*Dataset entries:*
□ □ □ □ □ □ □

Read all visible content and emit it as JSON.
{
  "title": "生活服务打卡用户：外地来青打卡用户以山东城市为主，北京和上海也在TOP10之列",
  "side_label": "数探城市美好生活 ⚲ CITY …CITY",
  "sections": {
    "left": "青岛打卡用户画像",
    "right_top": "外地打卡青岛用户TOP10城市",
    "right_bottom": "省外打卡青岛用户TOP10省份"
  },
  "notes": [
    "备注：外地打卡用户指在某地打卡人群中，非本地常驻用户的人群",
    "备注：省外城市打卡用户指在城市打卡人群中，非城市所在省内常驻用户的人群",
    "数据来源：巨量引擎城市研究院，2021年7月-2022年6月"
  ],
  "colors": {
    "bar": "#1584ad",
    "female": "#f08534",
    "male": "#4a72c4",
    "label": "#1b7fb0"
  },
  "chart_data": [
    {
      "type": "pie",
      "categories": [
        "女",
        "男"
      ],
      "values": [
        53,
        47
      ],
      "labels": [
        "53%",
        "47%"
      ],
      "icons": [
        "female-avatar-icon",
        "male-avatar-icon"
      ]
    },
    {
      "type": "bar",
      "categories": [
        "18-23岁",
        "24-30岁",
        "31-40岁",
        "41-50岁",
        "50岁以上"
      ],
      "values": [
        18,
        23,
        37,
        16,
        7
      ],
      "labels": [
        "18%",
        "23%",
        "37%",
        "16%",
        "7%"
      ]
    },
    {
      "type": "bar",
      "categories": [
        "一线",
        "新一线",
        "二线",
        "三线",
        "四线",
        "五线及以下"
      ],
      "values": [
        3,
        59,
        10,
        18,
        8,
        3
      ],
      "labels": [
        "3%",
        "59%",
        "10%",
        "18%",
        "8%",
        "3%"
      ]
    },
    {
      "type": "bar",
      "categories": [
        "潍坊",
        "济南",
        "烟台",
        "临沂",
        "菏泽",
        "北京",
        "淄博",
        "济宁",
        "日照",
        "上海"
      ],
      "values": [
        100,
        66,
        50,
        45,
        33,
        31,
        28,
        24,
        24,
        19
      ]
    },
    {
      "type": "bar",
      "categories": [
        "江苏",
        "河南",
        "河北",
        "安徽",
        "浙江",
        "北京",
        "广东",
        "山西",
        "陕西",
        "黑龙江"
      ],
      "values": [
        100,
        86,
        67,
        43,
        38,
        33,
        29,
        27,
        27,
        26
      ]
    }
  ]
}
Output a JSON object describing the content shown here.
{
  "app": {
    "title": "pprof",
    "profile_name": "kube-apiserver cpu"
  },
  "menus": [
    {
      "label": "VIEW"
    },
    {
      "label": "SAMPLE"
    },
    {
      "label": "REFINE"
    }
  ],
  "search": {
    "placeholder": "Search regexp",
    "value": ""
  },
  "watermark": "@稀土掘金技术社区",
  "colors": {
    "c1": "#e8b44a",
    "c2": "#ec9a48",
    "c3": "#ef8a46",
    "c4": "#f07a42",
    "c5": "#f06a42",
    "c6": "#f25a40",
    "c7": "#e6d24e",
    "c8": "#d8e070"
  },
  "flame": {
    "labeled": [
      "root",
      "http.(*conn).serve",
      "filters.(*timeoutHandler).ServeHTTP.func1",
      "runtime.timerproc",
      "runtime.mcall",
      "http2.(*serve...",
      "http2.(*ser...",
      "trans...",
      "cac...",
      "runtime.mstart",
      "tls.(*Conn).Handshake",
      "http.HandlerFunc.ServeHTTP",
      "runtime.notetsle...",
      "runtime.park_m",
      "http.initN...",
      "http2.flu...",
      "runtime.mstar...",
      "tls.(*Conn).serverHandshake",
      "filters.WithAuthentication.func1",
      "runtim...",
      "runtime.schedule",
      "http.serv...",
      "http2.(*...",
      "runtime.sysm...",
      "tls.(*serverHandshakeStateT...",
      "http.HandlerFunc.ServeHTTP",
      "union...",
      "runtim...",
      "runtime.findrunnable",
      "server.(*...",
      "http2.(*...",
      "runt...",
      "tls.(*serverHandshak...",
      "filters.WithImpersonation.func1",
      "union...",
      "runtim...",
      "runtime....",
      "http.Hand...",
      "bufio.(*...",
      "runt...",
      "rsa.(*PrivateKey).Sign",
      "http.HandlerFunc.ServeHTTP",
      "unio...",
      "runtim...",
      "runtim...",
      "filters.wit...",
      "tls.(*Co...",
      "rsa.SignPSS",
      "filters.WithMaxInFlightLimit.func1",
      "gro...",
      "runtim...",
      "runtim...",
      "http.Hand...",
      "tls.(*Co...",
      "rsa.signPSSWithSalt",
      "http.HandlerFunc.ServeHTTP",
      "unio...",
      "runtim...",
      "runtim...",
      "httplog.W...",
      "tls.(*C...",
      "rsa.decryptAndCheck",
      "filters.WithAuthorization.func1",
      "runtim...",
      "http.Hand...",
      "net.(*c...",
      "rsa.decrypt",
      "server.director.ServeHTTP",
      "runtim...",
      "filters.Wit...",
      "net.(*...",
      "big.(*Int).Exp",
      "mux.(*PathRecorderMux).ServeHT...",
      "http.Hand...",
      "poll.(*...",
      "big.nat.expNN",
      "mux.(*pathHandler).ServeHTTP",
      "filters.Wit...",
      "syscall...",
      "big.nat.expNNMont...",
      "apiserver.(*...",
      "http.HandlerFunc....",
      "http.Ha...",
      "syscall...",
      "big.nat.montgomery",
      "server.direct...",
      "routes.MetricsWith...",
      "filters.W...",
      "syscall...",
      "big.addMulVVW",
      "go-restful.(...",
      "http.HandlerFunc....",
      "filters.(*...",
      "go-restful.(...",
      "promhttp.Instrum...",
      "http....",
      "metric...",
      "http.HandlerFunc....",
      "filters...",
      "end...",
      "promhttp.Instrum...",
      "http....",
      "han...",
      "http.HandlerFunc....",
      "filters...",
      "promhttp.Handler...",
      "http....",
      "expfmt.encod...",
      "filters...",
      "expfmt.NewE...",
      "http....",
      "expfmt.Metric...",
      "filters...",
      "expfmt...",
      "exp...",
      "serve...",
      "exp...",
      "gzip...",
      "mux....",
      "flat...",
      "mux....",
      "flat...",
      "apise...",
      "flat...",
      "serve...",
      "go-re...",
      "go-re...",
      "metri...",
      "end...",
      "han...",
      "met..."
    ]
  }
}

□ □ □ □ □ □ □

*Exercise task:* Write out the data exactly as it stands.

*Finished exercise:*
Read all visible content and emit it as JSON.
{
  "title": "生活服务打卡用户：外地来青打卡用户以山东城市为主，北京和上海也在TOP10之列",
  "side_label": "数探城市美好生活 ⚲ CITY …CITY",
  "sections": {
    "left": "青岛打卡用户画像",
    "right_top": "外地打卡青岛用户TOP10城市",
    "right_bottom": "省外打卡青岛用户TOP10省份"
  },
  "notes": [
    "备注：外地打卡用户指在某地打卡人群中，非本地常驻用户的人群",
    "备注：省外城市打卡用户指在城市打卡人群中，非城市所在省内常驻用户的人群",
    "数据来源：巨量引擎城市研究院，2021年7月-2022年6月"
  ],
  "colors": {
    "bar": "#1584ad",
    "female": "#f08534",
    "male": "#4a72c4",
    "label": "#1b7fb0"
  },
  "chart_data": [
    {
      "type": "pie",
      "categories": [
        "女",
        "男"
      ],
      "values": [
        53,
        47
      ],
      "labels": [
        "53%",
        "47%"
      ],
      "icons": [
        "female-avatar-icon",
        "male-avatar-icon"
      ]
    },
    {
      "type": "bar",
      "categories": [
        "18-23岁",
        "24-30岁",
        "31-40岁",
        "41-50岁",
        "50岁以上"
      ],
      "values": [
        18,
        23,
        37,
        16,
        7
      ],
      "labels": [
        "18%",
        "23%",
        "37%",
        "16%",
        "7%"
      ]
    },
    {
      "type": "bar",
      "categories": [
        "一线",
        "新一线",
        "二线",
        "三线",
        "四线",
        "五线及以下"
      ],
      "values": [
        3,
        59,
        10,
        18,
        8,
        3
      ],
      "labels": [
        "3%",
        "59%",
        "10%",
        "18%",
        "8%",
        "3%"
      ]
    },
    {
      "type": "bar",
      "categories": [
        "潍坊",
        "济南",
        "烟台",
        "临沂",
        "菏泽",
        "北京",
        "淄博",
        "济宁",
        "日照",
        "上海"
      ],
      "values": [
        100,
        66,
        50,
        45,
        33,
        31,
        28,
        24,
        24,
        19
      ]
    },
    {
      "type": "bar",
      "categories": [
        "江苏",
        "河南",
        "河北",
        "安徽",
        "浙江",
        "北京",
        "广东",
        "山西",
        "陕西",
        "黑龙江"
      ],
      "values": [
        100,
        86,
        67,
        43,
        38,
        33,
        29,
        27,
        27,
        26
      ]
    }
  ]
}
Output a JSON object describing the content shown here.
{
  "app": {
    "title": "pprof",
    "profile_name": "kube-apiserver cpu"
  },
  "menus": [
    {
      "label": "VIEW"
    },
    {
      "label": "SAMPLE"
    },
    {
      "label": "REFINE"
    }
  ],
  "search": {
    "placeholder": "Search regexp",
    "value": ""
  },
  "watermark": "@稀土掘金技术社区",
  "colors": {
    "c1": "#e8b44a",
    "c2": "#ec9a48",
    "c3": "#ef8a46",
    "c4": "#f07a42",
    "c5": "#f06a42",
    "c6": "#f25a40",
    "c7": "#e6d24e",
    "c8": "#d8e070"
  },
  "flame": {
    "labeled": [
      "root",
      "http.(*conn).serve",
      "filters.(*timeoutHandler).ServeHTTP.func1",
      "runtime.timerproc",
      "runtime.mcall",
      "http2.(*serve...",
      "http2.(*ser...",
      "trans...",
      "cac...",
      "runtime.mstart",
      "tls.(*Conn).Handshake",
      "http.HandlerFunc.ServeHTTP",
      "runtime.notetsle...",
      "runtime.park_m",
      "http.initN...",
      "http2.flu...",
      "runtime.mstar...",
      "tls.(*Conn).serverHandshake",
      "filters.WithAuthentication.func1",
      "runtim...",
      "runtime.schedule",
      "http.serv...",
      "http2.(*...",
      "runtime.sysm...",
      "tls.(*serverHandshakeStateT...",
      "http.HandlerFunc.ServeHTTP",
      "union...",
      "runtim...",
      "runtime.findrunnable",
      "server.(*...",
      "http2.(*...",
      "runt...",
      "tls.(*serverHandshak...",
      "filters.WithImpersonation.func1",
      "union...",
      "runtim...",
      "runtime....",
      "http.Hand...",
      "bufio.(*...",
      "runt...",
      "rsa.(*PrivateKey).Sign",
      "http.HandlerFunc.ServeHTTP",
      "unio...",
      "runtim...",
      "runtim...",
      "filters.wit...",
      "tls.(*Co...",
      "rsa.SignPSS",
      "filters.WithMaxInFlightLimit.func1",
      "gro...",
      "runtim...",
      "runtim...",
      "http.Hand...",
      "tls.(*Co...",
      "rsa.signPSSWithSalt",
      "http.HandlerFunc.ServeHTTP",
      "unio...",
      "runtim...",
      "runtim...",
      "httplog.W...",
      "tls.(*C...",
      "rsa.decryptAndCheck",
      "filters.WithAuthorization.func1",
      "runtim...",
      "http.Hand...",
      "net.(*c...",
      "rsa.decrypt",
      "server.director.ServeHTTP",
      "runtim...",
      "filters.Wit...",
      "net.(*...",
      "big.(*Int).Exp",
      "mux.(*PathRecorderMux).ServeHT...",
      "http.Hand...",
      "poll.(*...",
      "big.nat.expNN",
      "mux.(*pathHandler).ServeHTTP",
      "filters.Wit...",
      "syscall...",
      "big.nat.expNNMont...",
      "apiserver.(*...",
      "http.HandlerFunc....",
      "http.Ha...",
      "syscall...",
      "big.nat.montgomery",
      "server.direct...",
      "routes.MetricsWith...",
      "filters.W...",
      "syscall...",
      "big.addMulVVW",
      "go-restful.(...",
      "http.HandlerFunc....",
      "filters.(*...",
      "go-restful.(...",
      "promhttp.Instrum...",
      "http....",
      "metric...",
      "http.HandlerFunc....",
      "filters...",
      "end...",
      "promhttp.Instrum...",
      "http....",
      "han...",
      "http.HandlerFunc....",
      "filters...",
      "promhttp.Handler...",
      "http....",
      "expfmt.encod...",
      "filters...",
      "expfmt.NewE...",
      "http....",
      "expfmt.Metric...",
      "filters...",
      "expfmt...",
      "exp...",
      "serve...",
      "exp...",
      "gzip...",
      "mux....",
      "flat...",
      "mux....",
      "flat...",
      "apise...",
      "flat...",
      "serve...",
      "go-re...",
      "go-re...",
      "metri...",
      "end...",
      "han...",
      "met..."
    ]
  }
}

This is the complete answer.